* Listed records *
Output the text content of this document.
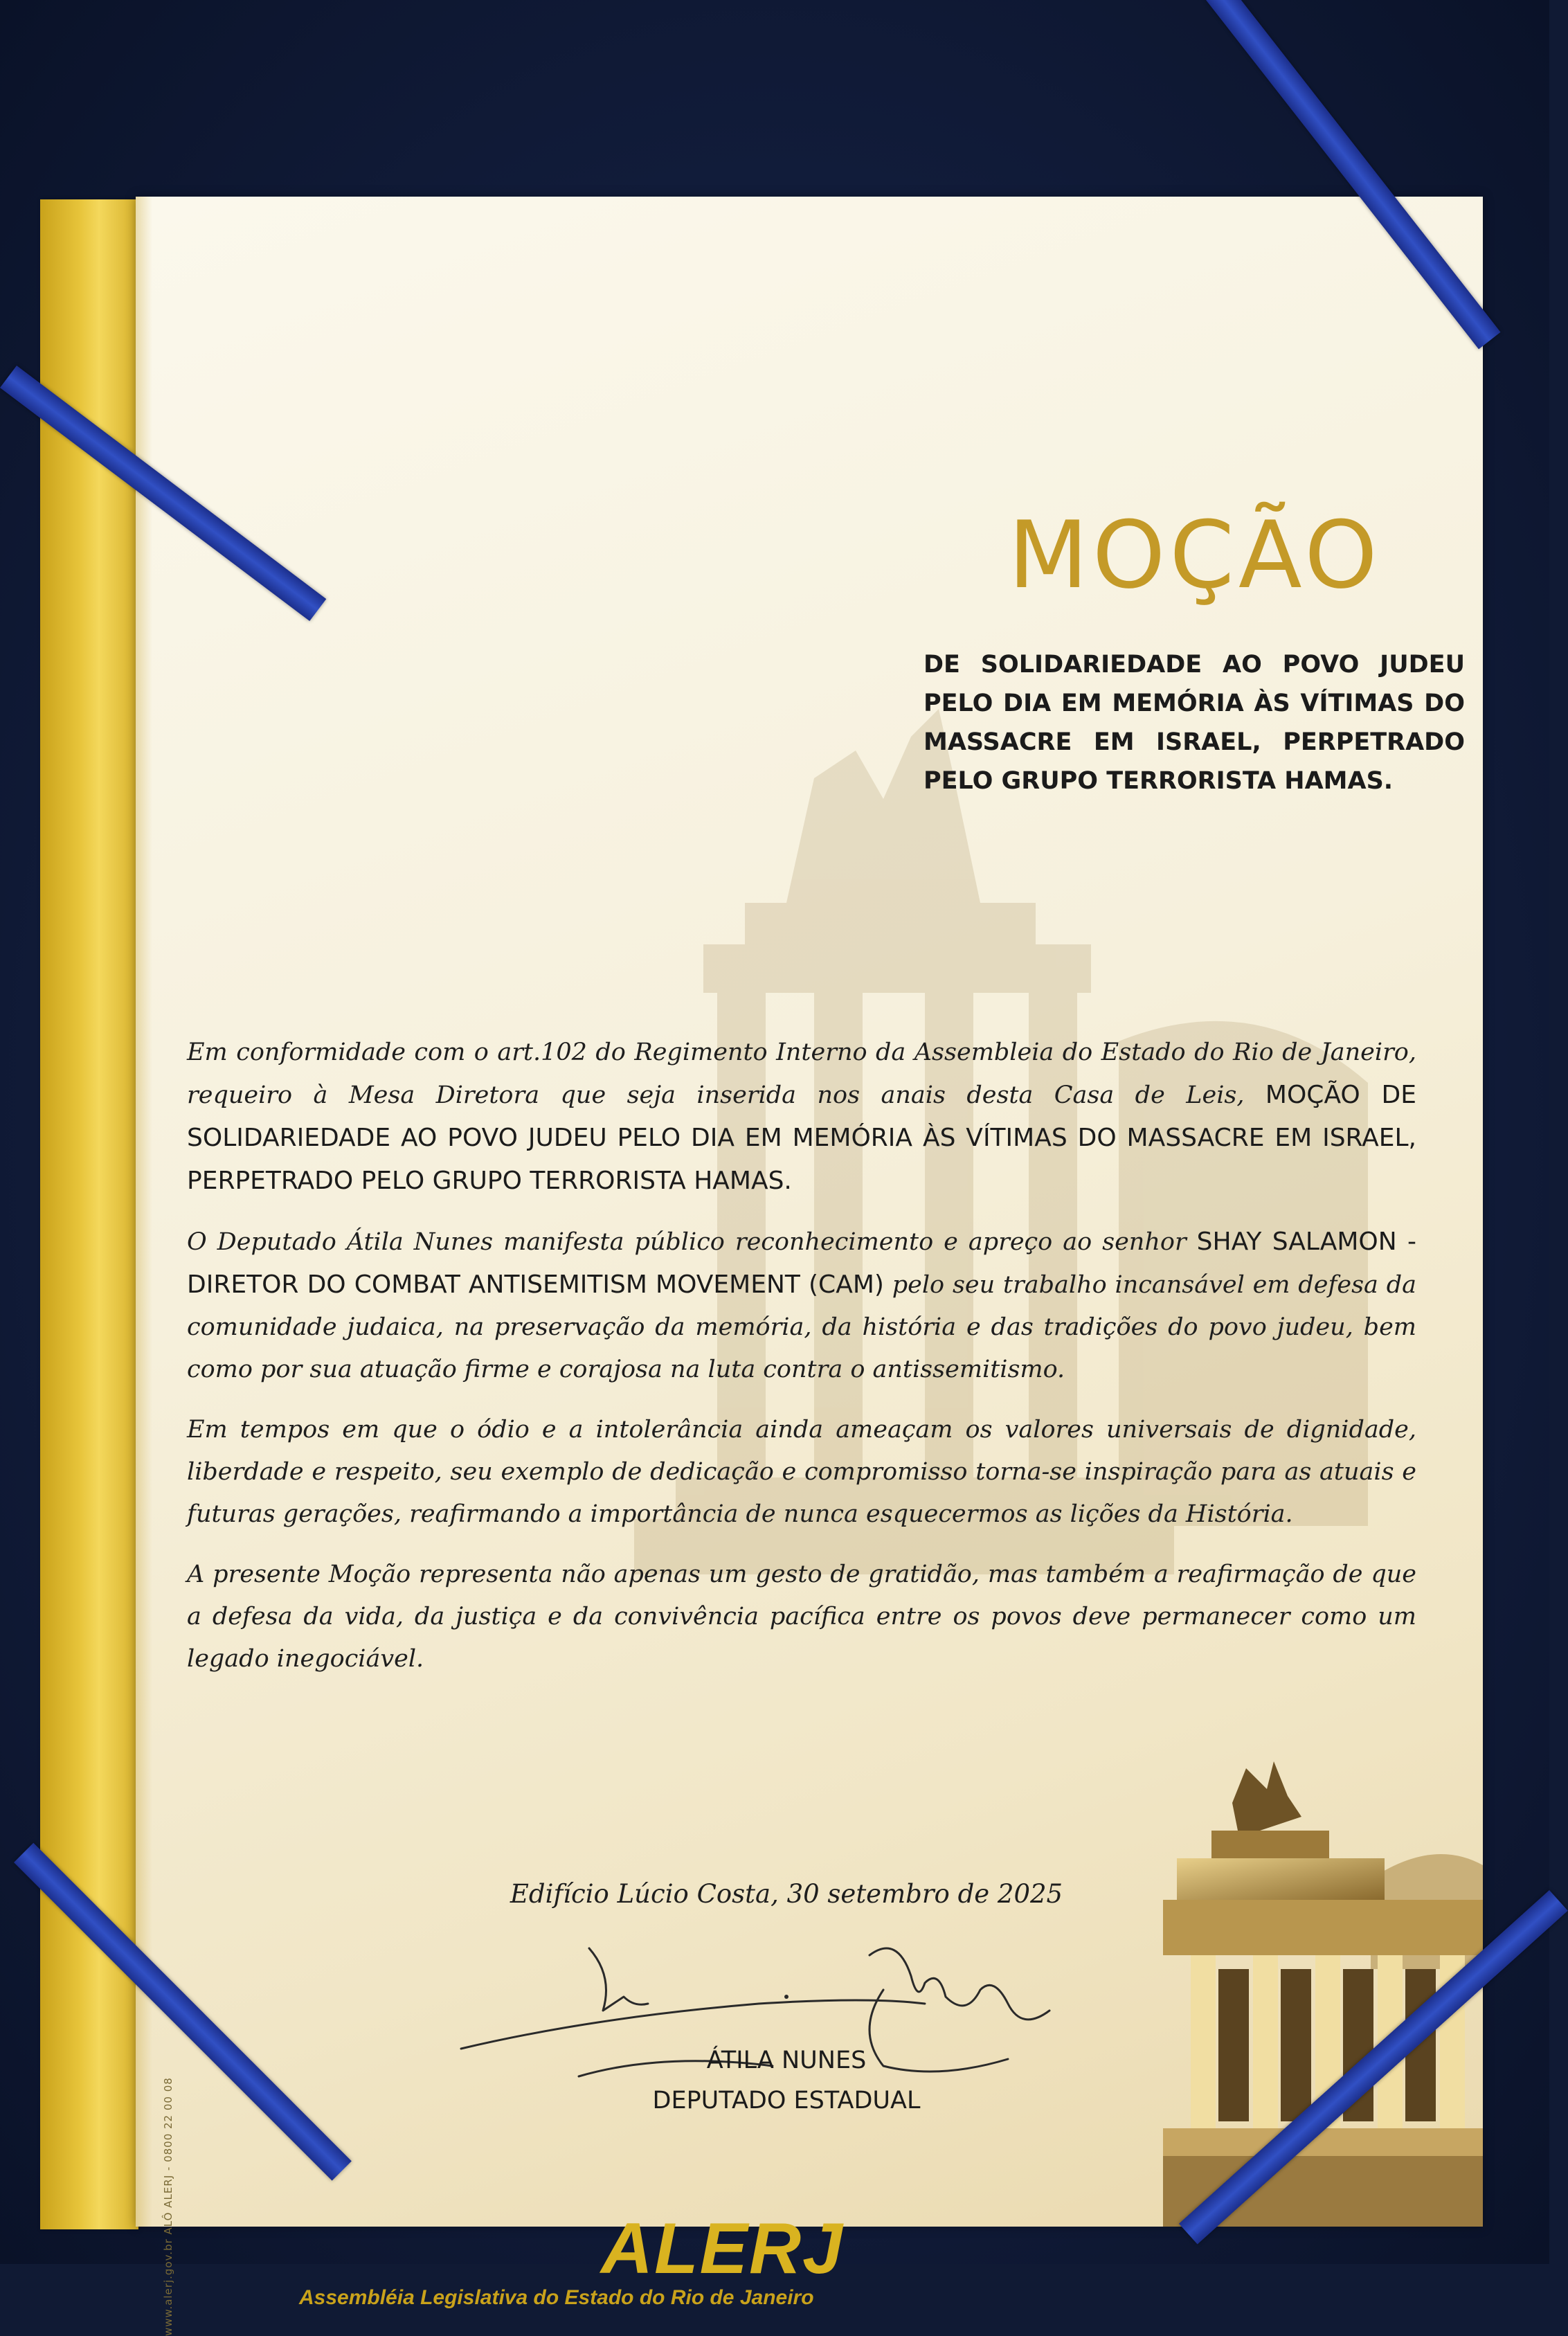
MOÇÃO

DE SOLIDARIEDADE AO POVO JUDEU PELO DIA EM MEMÓRIA ÀS VÍTIMAS DO MASSACRE EM ISRAEL, PERPETRADO PELO GRUPO TERRORISTA HAMAS.

Em conformidade com o art.102 do Regimento Interno da Assembleia do Estado do Rio de Janeiro, requeiro à Mesa Diretora que seja inserida nos anais desta Casa de Leis, MOÇÃO DE SOLIDARIEDADE AO POVO JUDEU PELO DIA EM MEMÓRIA ÀS VÍTIMAS DO MASSACRE EM ISRAEL, PERPETRADO PELO GRUPO TERRORISTA HAMAS.

O Deputado Átila Nunes manifesta público reconhecimento e apreço ao senhor SHAY SALAMON - DIRETOR DO COMBAT ANTISEMITISM MOVEMENT (CAM) pelo seu trabalho incansável em defesa da comunidade judaica, na preservação da memória, da história e das tradições do povo judeu, bem como por sua atuação firme e corajosa na luta contra o antissemitismo.

Em tempos em que o ódio e a intolerância ainda ameaçam os valores universais de dignidade, liberdade e respeito, seu exemplo de dedicação e compromisso torna-se inspiração para as atuais e futuras gerações, reafirmando a importância de nunca esquecermos as lições da História.

A presente Moção representa não apenas um gesto de gratidão, mas também a reafirmação de que a defesa da vida, da justiça e da convivência pacífica entre os povos deve permanecer como um legado inegociável.

Edifício Lúcio Costa, 30 setembro de 2025

ÁTILA NUNES

DEPUTADO ESTADUAL

www.alerj.gov.br ALÔ ALERJ - 0800 22 00 08	ALERJ

Assembléia Legislativa do Estado do Rio de Janeiro
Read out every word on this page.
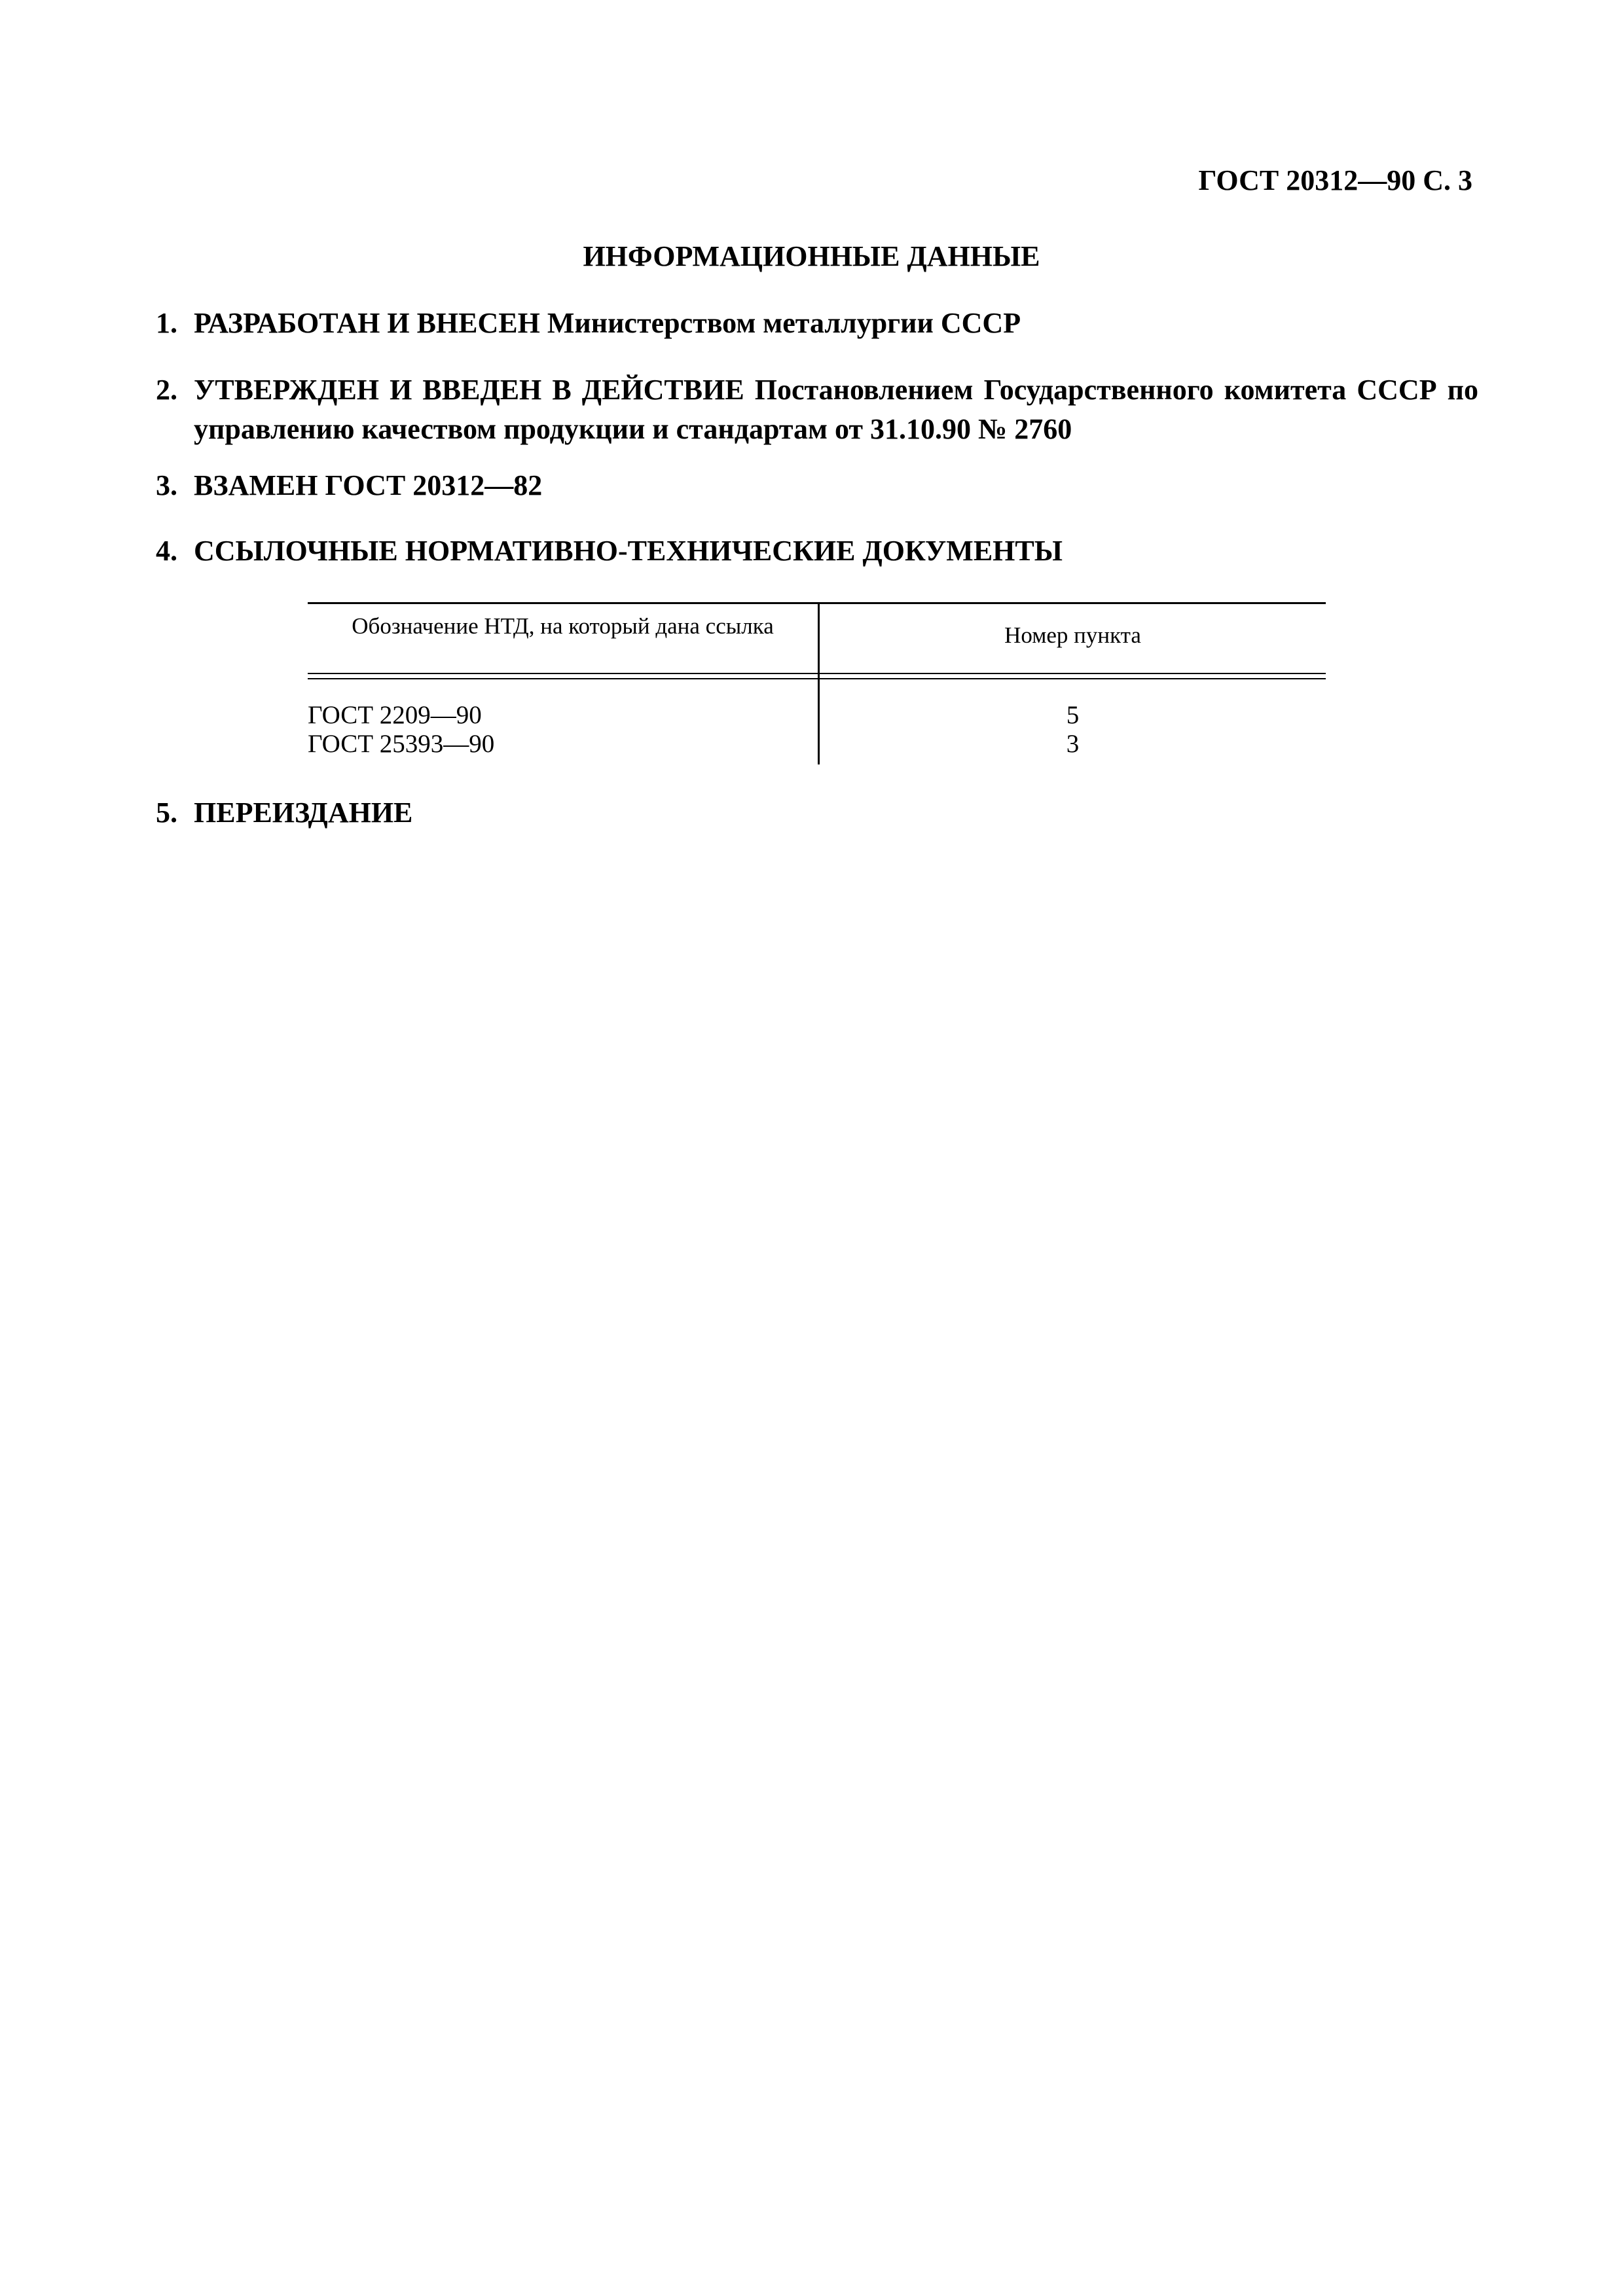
ГОСТ 20312—90 С. 3
ИНФОРМАЦИОННЫЕ ДАННЫЕ
1. РАЗРАБОТАН И ВНЕСЕН Министерством металлургии СССР
2. УТВЕРЖДЕН И ВВЕДЕН В ДЕЙСТВИЕ Постановлением Государственного комитета СССР по управлению качеством продукции и стандартам от 31.10.90 № 2760
3. ВЗАМЕН ГОСТ 20312—82
4. ССЫЛОЧНЫЕ НОРМАТИВНО-ТЕХНИЧЕСКИЕ ДОКУМЕНТЫ
Обозначение НТД, на который дана ссылка	Номер пункта
ГОСТ 2209—90	5
ГОСТ 25393—90	3
5. ПЕРЕИЗДАНИЕ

* What you have to do *
Each line of the material must be retyped exactly, except that images are omitted.

* Exercise output *
Output the text content of this document.
MOÇÃO

DE SOLIDARIEDADE AO POVO JUDEU PELO DIA EM MEMÓRIA ÀS VÍTIMAS DO MASSACRE EM ISRAEL, PERPETRADO PELO GRUPO TERRORISTA HAMAS.

Em conformidade com o art.102 do Regimento Interno da Assembleia do Estado do Rio de Janeiro, requeiro à Mesa Diretora que seja inserida nos anais desta Casa de Leis, MOÇÃO DE SOLIDARIEDADE AO POVO JUDEU PELO DIA EM MEMÓRIA ÀS VÍTIMAS DO MASSACRE EM ISRAEL, PERPETRADO PELO GRUPO TERRORISTA HAMAS.

O Deputado Átila Nunes manifesta público reconhecimento e apreço ao senhor SHAY SALAMON - DIRETOR DO COMBAT ANTISEMITISM MOVEMENT (CAM) pelo seu trabalho incansável em defesa da comunidade judaica, na preservação da memória, da história e das tradições do povo judeu, bem como por sua atuação firme e corajosa na luta contra o antissemitismo.

Em tempos em que o ódio e a intolerância ainda ameaçam os valores universais de dignidade, liberdade e respeito, seu exemplo de dedicação e compromisso torna-se inspiração para as atuais e futuras gerações, reafirmando a importância de nunca esquecermos as lições da História.

A presente Moção representa não apenas um gesto de gratidão, mas também a reafirmação de que a defesa da vida, da justiça e da convivência pacífica entre os povos deve permanecer como um legado inegociável.

Edifício Lúcio Costa, 30 setembro de 2025

ÁTILA NUNES

DEPUTADO ESTADUAL

www.alerj.gov.br ALÔ ALERJ - 0800 22 00 08	ALERJ

Assembléia Legislativa do Estado do Rio de Janeiro
Read out every word on this page.
ГОСТ 20312—90 С. 3
ИНФОРМАЦИОННЫЕ ДАННЫЕ
1. РАЗРАБОТАН И ВНЕСЕН Министерством металлургии СССР
2. УТВЕРЖДЕН И ВВЕДЕН В ДЕЙСТВИЕ Постановлением Государственного комитета СССР по управлению качеством продукции и стандартам от 31.10.90 № 2760
3. ВЗАМЕН ГОСТ 20312—82
4. ССЫЛОЧНЫЕ НОРМАТИВНО-ТЕХНИЧЕСКИЕ ДОКУМЕНТЫ
Обозначение НТД, на который дана ссылка	Номер пункта
ГОСТ 2209—90	5
ГОСТ 25393—90	3
5. ПЕРЕИЗДАНИЕ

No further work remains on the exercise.